Stated exercise:
Look through the listing for the word "publique". Copy each line that has it.

-.-.-

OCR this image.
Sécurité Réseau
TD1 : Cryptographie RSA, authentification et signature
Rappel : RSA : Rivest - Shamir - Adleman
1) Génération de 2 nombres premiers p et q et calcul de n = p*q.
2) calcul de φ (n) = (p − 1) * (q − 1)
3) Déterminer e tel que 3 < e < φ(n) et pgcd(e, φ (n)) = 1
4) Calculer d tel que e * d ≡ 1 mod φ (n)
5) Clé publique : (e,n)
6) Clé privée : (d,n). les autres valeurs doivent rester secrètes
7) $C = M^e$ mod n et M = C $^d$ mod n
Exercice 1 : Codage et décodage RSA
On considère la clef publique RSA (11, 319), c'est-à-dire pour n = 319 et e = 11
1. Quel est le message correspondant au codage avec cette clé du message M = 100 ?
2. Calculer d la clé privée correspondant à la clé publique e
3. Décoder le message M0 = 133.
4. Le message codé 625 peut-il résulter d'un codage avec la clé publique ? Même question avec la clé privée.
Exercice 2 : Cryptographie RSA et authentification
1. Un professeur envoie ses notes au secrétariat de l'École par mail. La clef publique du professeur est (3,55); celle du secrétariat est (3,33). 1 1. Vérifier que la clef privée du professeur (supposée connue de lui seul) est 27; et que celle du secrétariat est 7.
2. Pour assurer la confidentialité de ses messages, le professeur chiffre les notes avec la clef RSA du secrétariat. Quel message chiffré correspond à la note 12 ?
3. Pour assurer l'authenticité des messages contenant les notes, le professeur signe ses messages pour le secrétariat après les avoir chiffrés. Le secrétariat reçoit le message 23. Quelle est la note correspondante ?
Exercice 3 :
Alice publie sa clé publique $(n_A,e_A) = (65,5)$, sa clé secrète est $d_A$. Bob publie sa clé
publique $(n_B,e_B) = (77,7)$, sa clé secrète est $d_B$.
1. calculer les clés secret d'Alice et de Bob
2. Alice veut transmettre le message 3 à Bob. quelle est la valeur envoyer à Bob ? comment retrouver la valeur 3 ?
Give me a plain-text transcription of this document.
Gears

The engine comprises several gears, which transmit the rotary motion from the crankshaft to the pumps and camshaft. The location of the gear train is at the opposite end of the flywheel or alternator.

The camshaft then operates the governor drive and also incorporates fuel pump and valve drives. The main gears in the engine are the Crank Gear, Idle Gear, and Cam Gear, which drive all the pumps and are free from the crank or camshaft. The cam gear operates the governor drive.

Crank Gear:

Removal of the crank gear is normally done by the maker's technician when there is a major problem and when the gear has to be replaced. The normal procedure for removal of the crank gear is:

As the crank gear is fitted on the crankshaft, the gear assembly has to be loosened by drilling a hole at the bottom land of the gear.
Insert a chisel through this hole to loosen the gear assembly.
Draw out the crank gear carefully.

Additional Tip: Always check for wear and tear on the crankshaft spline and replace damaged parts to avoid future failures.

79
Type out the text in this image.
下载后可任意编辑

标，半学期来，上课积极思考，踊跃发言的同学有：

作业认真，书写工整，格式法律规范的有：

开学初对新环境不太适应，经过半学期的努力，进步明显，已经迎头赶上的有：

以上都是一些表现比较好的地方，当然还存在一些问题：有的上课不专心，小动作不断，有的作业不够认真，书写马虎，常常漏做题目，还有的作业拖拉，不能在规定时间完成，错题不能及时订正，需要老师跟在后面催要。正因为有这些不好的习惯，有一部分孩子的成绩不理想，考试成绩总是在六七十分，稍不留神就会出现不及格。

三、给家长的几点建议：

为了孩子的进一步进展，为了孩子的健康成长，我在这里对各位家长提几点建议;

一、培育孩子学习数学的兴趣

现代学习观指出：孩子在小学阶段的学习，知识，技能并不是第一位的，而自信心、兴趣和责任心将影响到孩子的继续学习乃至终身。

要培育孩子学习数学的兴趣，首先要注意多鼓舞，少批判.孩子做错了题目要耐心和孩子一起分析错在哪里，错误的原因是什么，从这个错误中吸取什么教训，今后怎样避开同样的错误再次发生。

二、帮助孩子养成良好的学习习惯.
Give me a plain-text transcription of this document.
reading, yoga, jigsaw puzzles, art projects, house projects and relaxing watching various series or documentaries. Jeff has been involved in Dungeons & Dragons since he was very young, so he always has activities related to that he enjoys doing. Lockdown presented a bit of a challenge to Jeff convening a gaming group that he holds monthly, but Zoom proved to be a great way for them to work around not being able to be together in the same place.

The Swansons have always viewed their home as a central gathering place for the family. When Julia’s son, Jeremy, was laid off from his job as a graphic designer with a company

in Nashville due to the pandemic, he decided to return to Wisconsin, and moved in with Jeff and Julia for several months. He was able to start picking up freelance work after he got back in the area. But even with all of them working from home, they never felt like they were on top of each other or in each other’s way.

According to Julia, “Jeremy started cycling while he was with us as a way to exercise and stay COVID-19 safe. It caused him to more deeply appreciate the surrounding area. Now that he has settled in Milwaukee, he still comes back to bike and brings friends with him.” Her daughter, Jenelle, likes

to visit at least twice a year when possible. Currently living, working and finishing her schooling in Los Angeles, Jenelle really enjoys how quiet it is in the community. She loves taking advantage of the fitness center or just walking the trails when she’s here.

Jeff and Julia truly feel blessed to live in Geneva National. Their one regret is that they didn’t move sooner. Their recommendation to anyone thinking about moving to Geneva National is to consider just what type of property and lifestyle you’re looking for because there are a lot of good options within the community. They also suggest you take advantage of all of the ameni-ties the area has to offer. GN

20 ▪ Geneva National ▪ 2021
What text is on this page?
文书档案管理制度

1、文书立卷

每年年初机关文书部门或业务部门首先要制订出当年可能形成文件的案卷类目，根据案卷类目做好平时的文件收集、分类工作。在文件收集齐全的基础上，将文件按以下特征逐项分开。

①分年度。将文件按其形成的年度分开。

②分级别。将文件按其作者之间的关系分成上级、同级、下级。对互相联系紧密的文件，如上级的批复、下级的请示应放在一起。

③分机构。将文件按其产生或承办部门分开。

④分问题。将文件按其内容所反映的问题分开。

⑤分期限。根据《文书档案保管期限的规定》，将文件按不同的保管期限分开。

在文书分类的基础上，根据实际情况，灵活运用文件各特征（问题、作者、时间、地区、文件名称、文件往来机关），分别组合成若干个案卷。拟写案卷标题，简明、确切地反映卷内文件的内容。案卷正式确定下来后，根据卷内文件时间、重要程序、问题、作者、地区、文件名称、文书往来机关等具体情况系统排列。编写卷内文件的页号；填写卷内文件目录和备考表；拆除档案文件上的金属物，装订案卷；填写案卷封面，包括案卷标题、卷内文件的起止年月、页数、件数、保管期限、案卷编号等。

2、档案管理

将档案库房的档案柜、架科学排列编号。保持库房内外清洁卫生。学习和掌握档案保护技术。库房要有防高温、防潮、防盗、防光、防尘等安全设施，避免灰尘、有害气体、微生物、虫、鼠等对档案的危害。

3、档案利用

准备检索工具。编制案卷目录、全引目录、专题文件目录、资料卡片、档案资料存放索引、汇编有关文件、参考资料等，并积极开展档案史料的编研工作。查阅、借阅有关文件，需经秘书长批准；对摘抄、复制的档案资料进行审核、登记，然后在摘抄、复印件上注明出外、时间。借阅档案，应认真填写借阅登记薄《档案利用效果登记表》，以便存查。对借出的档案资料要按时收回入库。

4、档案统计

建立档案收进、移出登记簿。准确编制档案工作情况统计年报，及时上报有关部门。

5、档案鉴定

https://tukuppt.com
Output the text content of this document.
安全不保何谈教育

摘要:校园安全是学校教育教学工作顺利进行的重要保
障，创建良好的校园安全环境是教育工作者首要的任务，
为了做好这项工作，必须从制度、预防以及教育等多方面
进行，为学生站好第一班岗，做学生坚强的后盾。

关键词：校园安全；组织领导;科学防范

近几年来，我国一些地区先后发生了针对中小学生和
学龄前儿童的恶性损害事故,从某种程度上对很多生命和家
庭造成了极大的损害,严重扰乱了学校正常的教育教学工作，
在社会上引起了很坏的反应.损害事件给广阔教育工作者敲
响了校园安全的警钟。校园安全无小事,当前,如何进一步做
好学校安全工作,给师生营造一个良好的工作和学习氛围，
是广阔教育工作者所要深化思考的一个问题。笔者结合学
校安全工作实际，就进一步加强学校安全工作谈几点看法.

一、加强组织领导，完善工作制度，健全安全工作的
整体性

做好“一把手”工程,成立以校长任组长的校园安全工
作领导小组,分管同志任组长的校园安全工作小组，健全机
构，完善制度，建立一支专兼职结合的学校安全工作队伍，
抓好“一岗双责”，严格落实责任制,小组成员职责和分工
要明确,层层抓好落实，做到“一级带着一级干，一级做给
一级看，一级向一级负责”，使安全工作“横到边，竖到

-.-.-

Answer:
5) Clé publique : (e,n)
On considère la clef publique RSA (11, 319), c'est-à-dire pour n = 319 et e = 11
2. Calculer d la clé privée correspondant à la clé publique e
4. Le message codé 625 peut-il résulter d'un codage avec la clé publique ? Même question avec la clé privée.
1. Un professeur envoie ses notes au secrétariat de l'École par mail. La clef publique du professeur est (3,55); celle du secrétariat est (3,33). 1 1. Vérifier que la clef privée du professeur (supposée connue de lui seul) est 27; et que celle du secrétariat est 7.
Alice publie sa clé publique $(n_A,e_A) = (65,5)$, sa clé secrète est $d_A$. Bob publie sa clé
publique $(n_B,e_B) = (77,7)$, sa clé secrète est $d_B$.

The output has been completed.